The answer involving grid.layout works, I've used it, and I up-voted it. However, I usually find this solution much too tedious and error-prone, and I suspect most ggplot2 enthusiasts that do this regularly have wrapped this up in a function. I have found several such wrapping functions in previous searches, but my current workhorse solution is in a grid addon package called gridExtra. It has useful arguments, but the default rows/columns setup is often what you wanted in the first place:

library("ggplot2")
# Generate list of arbitrary ggplots
plot1 <- qplot(data = mtcars, x=wt, y=mpg, geom="point",main="Scatterplot of wt vs. mpg")
plot2 <- qplot(data = mtcars, x=wt, y=disp, geom="point",main="Scatterplot of wt vs disp")
plot3 <- qplot(wt,data=mtcars)
plot4 <- qplot(wt,mpg,data=mtcars,geom="boxplot")
plot5 <- qplot(wt,data=mtcars)
plot6 <- qplot(mpg,data=mtcars)
plot7 <- qplot(disp,data=mtcars)
# You might have produced myPlotList using instead lapply, mc.lapply, plyr::dlply, etc 
myPlotList = list(plot1, plot2, plot3, plot4, plot5, plot6, plot7)
library("gridExtra")
do.call(grid.arrange,  myPlotList)

Notice how the actual "combine my plots into one graphic" code was one line (after loading gridExtra). You might argue that putting the plots into a list was an extra line, but actually I could have alternatively used

grid.arrange(plot1, plot2, plot3, plot4, plot5, plot6, plot7)

For small numbers of ggplots this might be preferable. However, for n_plots > 4 you will begin to resent having to name and type them all.

Extracted information:

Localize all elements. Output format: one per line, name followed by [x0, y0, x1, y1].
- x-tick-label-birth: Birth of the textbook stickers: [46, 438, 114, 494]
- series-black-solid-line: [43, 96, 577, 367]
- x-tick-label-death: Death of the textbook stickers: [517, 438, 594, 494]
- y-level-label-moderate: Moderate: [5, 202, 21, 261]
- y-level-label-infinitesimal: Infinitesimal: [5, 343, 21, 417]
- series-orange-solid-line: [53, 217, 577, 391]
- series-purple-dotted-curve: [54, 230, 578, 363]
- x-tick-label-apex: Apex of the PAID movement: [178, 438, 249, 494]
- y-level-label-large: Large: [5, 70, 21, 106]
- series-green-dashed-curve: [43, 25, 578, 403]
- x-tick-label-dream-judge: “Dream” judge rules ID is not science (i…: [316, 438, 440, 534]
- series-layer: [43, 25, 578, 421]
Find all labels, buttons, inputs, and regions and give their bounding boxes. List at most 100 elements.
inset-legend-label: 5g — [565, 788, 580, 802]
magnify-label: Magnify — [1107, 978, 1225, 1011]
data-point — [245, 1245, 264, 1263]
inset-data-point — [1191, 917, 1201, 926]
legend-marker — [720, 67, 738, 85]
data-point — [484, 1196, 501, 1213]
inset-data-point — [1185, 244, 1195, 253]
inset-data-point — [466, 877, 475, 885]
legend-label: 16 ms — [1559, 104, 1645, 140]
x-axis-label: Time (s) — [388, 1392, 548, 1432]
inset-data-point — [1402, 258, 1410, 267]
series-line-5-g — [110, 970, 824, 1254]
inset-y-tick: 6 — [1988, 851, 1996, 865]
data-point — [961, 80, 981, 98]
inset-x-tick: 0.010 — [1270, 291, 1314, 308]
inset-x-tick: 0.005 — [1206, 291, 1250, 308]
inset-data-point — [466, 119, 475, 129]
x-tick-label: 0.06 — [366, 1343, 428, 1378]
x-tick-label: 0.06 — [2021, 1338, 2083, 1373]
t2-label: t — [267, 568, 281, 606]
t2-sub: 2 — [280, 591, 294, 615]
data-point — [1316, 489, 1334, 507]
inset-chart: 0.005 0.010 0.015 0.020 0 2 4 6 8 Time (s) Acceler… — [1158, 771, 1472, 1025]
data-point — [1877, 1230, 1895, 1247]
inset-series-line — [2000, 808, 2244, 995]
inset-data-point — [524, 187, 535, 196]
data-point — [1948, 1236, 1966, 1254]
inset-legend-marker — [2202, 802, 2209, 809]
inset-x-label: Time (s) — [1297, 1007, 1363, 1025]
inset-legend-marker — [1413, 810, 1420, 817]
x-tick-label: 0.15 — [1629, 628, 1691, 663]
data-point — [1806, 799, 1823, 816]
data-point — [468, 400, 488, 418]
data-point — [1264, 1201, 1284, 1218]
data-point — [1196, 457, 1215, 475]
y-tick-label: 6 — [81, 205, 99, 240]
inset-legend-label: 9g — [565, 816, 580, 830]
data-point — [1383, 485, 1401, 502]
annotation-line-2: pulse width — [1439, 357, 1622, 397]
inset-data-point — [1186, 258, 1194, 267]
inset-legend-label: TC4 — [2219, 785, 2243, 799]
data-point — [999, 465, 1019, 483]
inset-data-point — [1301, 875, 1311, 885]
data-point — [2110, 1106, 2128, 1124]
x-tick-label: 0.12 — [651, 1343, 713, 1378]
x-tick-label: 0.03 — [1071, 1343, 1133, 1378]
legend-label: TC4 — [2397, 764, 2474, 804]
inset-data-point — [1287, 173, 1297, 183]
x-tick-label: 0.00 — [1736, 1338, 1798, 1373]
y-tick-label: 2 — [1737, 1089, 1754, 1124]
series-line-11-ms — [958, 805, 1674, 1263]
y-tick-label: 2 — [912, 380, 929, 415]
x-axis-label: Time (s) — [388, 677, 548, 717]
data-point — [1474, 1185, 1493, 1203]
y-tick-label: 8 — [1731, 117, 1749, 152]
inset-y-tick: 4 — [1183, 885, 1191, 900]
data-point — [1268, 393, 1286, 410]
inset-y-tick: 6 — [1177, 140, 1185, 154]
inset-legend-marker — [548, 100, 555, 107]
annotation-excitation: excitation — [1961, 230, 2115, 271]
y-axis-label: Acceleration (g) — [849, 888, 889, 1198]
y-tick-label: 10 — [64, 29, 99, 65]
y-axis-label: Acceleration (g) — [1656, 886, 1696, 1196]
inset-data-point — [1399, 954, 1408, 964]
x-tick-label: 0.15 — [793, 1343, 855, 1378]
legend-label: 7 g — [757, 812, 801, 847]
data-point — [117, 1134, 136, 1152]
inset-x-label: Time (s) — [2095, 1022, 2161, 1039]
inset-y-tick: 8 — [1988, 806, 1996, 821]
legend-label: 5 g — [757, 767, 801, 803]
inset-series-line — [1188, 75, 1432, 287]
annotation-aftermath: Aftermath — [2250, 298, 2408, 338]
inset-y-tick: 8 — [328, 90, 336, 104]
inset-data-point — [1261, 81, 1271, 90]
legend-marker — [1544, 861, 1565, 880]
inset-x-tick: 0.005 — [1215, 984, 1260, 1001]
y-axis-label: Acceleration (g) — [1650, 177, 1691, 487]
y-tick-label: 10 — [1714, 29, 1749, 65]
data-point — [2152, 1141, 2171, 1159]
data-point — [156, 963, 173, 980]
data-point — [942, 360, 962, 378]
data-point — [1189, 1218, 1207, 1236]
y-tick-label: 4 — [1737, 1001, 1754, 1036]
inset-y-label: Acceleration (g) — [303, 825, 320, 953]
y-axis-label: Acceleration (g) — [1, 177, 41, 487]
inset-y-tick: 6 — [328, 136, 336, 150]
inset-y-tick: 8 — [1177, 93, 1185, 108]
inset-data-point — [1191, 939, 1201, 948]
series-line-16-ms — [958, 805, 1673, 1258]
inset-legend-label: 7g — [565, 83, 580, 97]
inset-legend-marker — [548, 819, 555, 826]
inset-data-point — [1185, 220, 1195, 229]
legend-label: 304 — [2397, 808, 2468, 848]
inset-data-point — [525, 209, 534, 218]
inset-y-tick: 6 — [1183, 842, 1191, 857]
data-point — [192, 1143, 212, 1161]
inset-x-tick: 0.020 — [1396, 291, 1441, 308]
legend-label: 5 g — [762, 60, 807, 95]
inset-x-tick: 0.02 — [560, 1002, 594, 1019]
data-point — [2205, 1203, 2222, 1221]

What to do: Return the part of the passage on combining ggplots word for word, beginning at the words "# Generate list" and stopping after "plot3 <- qplot(wt,data=mtcars)". You won't need the data for this.

Solution to this problem:
# Generate list of arbitrary ggplots
plot1 <- qplot(data = mtcars, x=wt, y=mpg, geom="point",main="Scatterplot of wt vs. mpg")
plot2 <- qplot(data = mtcars, x=wt, y=disp, geom="point",main="Scatterplot of wt vs disp")
plot3 <- qplot(wt,data=mtcars)